Print the records below word for word, but leave out the pictures.

- - - -

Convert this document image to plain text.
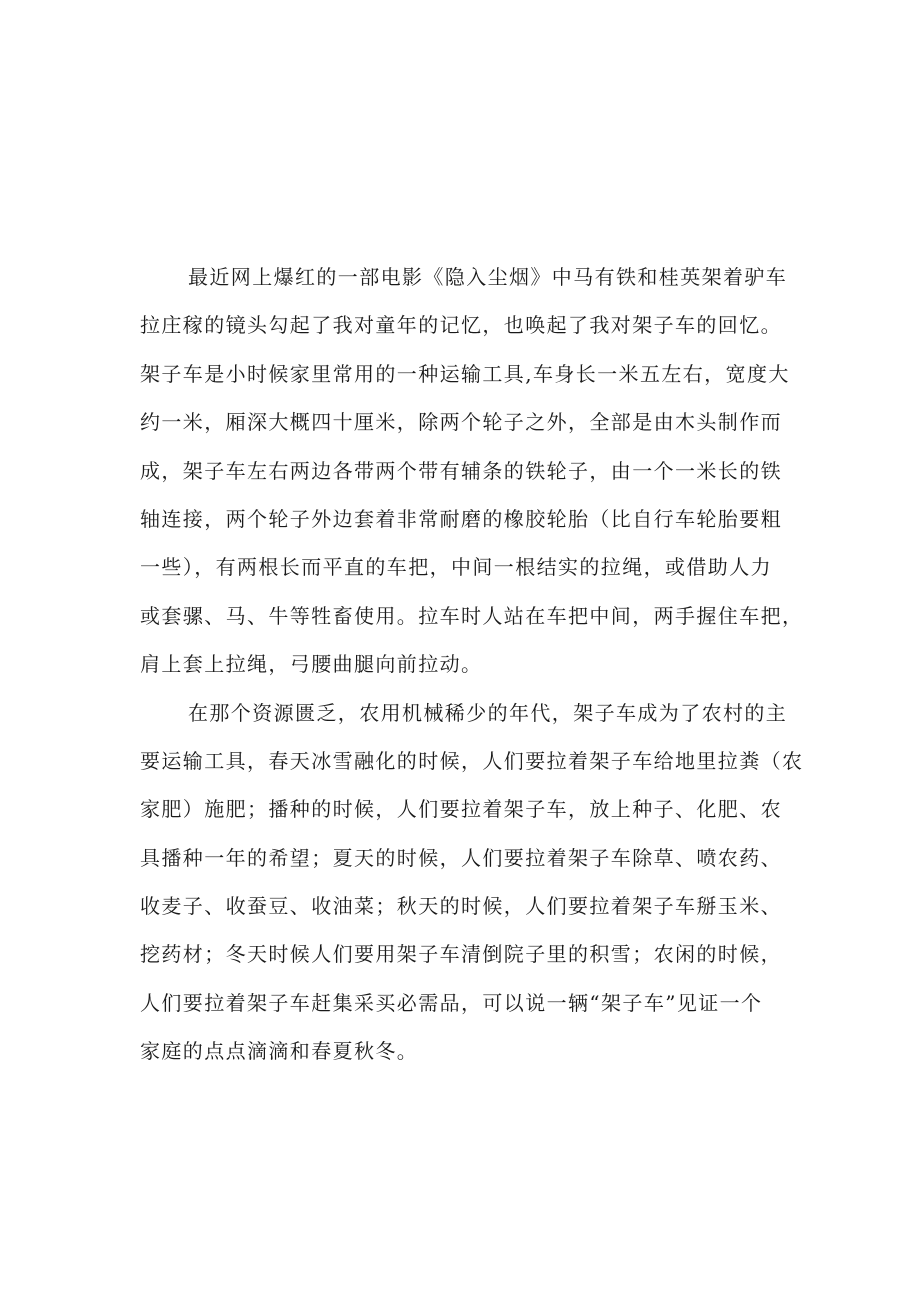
最近网上爆红的一部电影《隐入尘烟》中马有铁和桂英架着驴车
拉庄稼的镜头勾起了我对童年的记忆，也唤起了我对架子车的回忆。
架子车是小时候家里常用的一种运输工具,车身长一米五左右，宽度大
约一米，厢深大概四十厘米，除两个轮子之外，全部是由木头制作而
成，架子车左右两边各带两个带有辅条的铁轮子，由一个一米长的铁
轴连接，两个轮子外边套着非常耐磨的橡胶轮胎（比自行车轮胎要粗
一些），有两根长而平直的车把，中间一根结实的拉绳，或借助人力
或套骡、马、牛等牲畜使用。拉车时人站在车把中间，两手握住车把，
肩上套上拉绳，弓腰曲腿向前拉动。
在那个资源匮乏，农用机械稀少的年代，架子车成为了农村的主
要运输工具，春天冰雪融化的时候，人们要拉着架子车给地里拉粪（农
家肥）施肥；播种的时候，人们要拉着架子车，放上种子、化肥、农
具播种一年的希望；夏天的时候，人们要拉着架子车除草、喷农药、
收麦子、收蚕豆、收油菜；秋天的时候，人们要拉着架子车掰玉米、
挖药材；冬天时候人们要用架子车清倒院子里的积雪；农闲的时候，
人们要拉着架子车赶集采买必需品，可以说一辆“架子车”见证一个
家庭的点点滴滴和春夏秋冬。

- - - -

Output of the exercise:
Convert this document image to plain text.
最近网上爆红的一部电影《隐入尘烟》中马有铁和桂英架着驴车
拉庄稼的镜头勾起了我对童年的记忆，也唤起了我对架子车的回忆。
架子车是小时候家里常用的一种运输工具,车身长一米五左右，宽度大
约一米，厢深大概四十厘米，除两个轮子之外，全部是由木头制作而
成，架子车左右两边各带两个带有辅条的铁轮子，由一个一米长的铁
轴连接，两个轮子外边套着非常耐磨的橡胶轮胎（比自行车轮胎要粗
一些），有两根长而平直的车把，中间一根结实的拉绳，或借助人力
或套骡、马、牛等牲畜使用。拉车时人站在车把中间，两手握住车把，
肩上套上拉绳，弓腰曲腿向前拉动。
在那个资源匮乏，农用机械稀少的年代，架子车成为了农村的主
要运输工具，春天冰雪融化的时候，人们要拉着架子车给地里拉粪（农
家肥）施肥；播种的时候，人们要拉着架子车，放上种子、化肥、农
具播种一年的希望；夏天的时候，人们要拉着架子车除草、喷农药、
收麦子、收蚕豆、收油菜；秋天的时候，人们要拉着架子车掰玉米、
挖药材；冬天时候人们要用架子车清倒院子里的积雪；农闲的时候，
人们要拉着架子车赶集采买必需品，可以说一辆“架子车”见证一个
家庭的点点滴滴和春夏秋冬。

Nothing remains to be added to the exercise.